### Given records ###

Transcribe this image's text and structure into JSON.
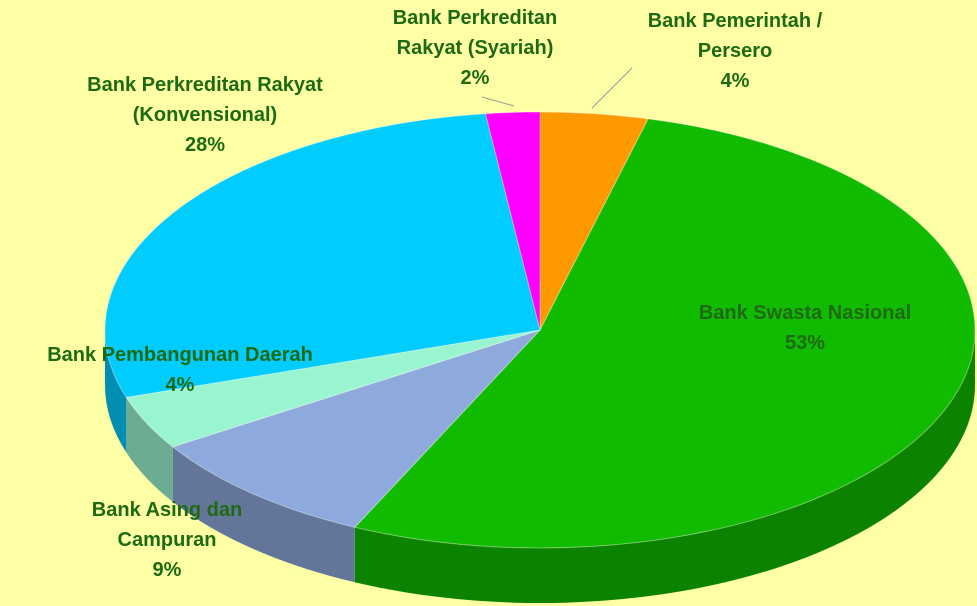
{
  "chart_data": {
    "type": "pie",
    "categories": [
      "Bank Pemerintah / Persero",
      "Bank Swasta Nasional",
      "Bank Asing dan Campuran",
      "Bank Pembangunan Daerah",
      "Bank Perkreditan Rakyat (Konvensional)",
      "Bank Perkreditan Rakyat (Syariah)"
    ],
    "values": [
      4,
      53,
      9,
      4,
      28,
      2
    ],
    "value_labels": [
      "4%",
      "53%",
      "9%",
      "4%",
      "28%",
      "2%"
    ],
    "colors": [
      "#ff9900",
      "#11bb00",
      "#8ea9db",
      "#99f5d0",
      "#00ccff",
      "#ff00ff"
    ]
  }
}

###
### Given records ###

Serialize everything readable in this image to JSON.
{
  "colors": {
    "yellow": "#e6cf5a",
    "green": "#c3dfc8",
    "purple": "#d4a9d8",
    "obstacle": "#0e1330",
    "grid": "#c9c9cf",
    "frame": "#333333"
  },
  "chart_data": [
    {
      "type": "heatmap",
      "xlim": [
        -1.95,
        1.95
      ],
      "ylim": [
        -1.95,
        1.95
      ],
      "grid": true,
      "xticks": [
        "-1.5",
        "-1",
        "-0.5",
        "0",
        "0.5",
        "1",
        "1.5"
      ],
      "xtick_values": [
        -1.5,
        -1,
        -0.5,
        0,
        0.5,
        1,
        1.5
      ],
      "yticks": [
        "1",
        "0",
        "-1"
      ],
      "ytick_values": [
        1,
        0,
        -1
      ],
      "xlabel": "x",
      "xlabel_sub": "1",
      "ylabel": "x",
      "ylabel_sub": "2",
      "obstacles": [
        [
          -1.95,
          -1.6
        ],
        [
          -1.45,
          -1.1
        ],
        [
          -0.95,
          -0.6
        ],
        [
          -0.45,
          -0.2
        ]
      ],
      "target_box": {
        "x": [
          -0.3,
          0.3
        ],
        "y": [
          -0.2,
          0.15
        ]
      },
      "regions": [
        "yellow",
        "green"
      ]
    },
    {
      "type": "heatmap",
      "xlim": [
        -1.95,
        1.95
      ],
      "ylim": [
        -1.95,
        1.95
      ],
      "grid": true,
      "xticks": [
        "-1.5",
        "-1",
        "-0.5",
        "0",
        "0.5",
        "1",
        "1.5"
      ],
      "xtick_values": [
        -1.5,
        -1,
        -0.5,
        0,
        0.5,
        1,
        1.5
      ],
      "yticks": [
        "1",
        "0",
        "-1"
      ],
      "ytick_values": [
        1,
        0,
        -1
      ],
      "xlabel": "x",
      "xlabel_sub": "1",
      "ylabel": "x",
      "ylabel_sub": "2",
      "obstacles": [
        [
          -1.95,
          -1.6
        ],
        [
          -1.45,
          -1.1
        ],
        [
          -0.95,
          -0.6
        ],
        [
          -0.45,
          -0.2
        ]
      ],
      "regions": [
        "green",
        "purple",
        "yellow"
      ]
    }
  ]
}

###

■ Problem
In the entries above, identify every line with the word "Bank". Copy those lines.

■ Correct answer
      "Bank Pemerintah / Persero",
      "Bank Swasta Nasional",
      "Bank Asing dan Campuran",
      "Bank Pembangunan Daerah",
      "Bank Perkreditan Rakyat (Konvensional)",
      "Bank Perkreditan Rakyat (Syariah)"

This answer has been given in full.